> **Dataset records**
+-------+

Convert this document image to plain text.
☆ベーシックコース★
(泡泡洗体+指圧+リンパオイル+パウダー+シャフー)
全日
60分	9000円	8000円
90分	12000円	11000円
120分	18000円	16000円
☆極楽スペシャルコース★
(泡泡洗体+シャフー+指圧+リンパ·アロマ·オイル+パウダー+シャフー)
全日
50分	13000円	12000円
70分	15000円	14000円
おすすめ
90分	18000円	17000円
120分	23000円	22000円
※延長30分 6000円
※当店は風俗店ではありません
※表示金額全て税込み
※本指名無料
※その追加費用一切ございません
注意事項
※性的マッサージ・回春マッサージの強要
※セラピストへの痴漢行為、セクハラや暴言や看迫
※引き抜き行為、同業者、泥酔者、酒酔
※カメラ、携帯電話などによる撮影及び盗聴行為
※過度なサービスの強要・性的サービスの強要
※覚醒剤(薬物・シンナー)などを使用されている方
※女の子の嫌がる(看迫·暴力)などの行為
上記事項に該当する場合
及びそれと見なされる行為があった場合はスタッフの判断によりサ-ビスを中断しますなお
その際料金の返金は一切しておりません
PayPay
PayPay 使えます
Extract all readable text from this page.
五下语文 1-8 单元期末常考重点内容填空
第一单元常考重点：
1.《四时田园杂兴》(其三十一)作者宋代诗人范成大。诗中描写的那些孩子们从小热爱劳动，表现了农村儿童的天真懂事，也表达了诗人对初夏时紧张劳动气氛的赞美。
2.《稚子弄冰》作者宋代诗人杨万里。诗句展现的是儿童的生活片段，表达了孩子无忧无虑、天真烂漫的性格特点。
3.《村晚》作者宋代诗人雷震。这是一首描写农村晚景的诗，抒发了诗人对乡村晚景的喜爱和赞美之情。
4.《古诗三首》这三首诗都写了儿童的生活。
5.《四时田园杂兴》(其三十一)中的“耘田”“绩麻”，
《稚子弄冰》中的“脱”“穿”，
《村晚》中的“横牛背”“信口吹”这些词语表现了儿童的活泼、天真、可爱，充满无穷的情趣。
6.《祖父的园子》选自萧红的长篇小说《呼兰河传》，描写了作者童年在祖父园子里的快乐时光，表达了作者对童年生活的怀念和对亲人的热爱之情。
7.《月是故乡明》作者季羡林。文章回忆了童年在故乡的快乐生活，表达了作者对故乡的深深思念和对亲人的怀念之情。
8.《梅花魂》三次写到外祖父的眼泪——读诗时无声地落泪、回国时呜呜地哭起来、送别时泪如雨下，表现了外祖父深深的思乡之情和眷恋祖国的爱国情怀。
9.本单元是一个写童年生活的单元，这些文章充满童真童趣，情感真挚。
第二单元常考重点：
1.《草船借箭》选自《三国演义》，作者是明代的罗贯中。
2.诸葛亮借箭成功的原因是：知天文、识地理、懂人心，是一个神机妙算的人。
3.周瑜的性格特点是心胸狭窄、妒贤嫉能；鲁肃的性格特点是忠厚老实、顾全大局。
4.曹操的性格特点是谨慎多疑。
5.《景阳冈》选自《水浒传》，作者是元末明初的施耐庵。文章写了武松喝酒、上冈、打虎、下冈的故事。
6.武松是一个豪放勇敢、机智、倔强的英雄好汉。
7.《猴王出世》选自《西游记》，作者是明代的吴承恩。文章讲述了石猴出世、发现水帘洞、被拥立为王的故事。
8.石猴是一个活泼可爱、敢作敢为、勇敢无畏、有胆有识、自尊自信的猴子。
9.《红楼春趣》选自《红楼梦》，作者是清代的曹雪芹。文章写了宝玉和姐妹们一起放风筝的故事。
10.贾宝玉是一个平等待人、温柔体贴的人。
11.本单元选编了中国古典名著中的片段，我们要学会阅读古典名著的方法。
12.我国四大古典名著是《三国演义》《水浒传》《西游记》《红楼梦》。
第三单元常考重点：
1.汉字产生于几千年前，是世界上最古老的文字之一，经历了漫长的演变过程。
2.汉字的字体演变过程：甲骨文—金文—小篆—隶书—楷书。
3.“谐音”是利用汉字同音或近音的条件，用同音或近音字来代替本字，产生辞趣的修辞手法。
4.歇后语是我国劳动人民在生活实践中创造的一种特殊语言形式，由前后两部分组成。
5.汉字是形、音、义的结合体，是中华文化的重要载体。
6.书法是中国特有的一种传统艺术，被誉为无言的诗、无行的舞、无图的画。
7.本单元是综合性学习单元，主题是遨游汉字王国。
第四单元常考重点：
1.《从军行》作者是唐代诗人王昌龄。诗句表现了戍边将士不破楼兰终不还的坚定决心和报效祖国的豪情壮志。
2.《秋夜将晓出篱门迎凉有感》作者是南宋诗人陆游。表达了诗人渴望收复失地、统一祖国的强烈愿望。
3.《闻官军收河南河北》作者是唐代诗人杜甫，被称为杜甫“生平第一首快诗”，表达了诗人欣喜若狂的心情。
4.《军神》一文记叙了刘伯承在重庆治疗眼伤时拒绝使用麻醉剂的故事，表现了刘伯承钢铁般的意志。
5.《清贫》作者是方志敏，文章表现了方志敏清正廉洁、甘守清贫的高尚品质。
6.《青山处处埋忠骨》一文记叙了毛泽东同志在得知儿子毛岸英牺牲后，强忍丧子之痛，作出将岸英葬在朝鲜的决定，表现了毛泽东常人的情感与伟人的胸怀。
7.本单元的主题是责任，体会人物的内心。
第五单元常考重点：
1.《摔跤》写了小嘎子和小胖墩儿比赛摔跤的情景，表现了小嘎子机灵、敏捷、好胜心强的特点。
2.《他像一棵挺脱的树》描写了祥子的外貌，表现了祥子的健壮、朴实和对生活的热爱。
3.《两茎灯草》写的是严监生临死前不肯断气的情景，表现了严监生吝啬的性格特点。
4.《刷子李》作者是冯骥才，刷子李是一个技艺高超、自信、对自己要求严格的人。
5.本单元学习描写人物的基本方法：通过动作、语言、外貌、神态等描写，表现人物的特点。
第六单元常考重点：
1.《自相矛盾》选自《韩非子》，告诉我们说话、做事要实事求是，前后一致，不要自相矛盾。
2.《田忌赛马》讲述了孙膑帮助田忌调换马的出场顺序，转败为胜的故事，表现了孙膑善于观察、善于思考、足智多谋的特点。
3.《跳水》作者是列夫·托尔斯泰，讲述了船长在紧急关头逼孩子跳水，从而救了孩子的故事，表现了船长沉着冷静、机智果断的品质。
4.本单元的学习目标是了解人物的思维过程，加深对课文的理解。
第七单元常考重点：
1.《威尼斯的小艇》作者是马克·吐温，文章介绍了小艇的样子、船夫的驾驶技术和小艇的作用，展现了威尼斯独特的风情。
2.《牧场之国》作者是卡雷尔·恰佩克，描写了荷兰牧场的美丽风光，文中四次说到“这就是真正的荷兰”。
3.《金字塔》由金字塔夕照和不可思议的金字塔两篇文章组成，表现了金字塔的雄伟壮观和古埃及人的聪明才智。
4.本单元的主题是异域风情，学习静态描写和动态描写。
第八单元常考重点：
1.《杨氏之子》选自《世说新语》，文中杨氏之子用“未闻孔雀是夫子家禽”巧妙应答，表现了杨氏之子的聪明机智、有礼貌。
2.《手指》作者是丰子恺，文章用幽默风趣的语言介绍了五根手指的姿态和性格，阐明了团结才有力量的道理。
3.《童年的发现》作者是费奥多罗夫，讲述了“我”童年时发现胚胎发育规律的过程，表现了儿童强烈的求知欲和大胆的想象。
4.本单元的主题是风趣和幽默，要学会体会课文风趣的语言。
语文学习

+-------+

> **Written problem**
List the lines of the material in which the word "泡泡洗体" occurs.

> **Exercise result**
(泡泡洗体+指圧+リンパオイル+パウダー+シャフー)
(泡泡洗体+シャフー+指圧+リンパ·アロマ·オイル+パウダー+シャフー)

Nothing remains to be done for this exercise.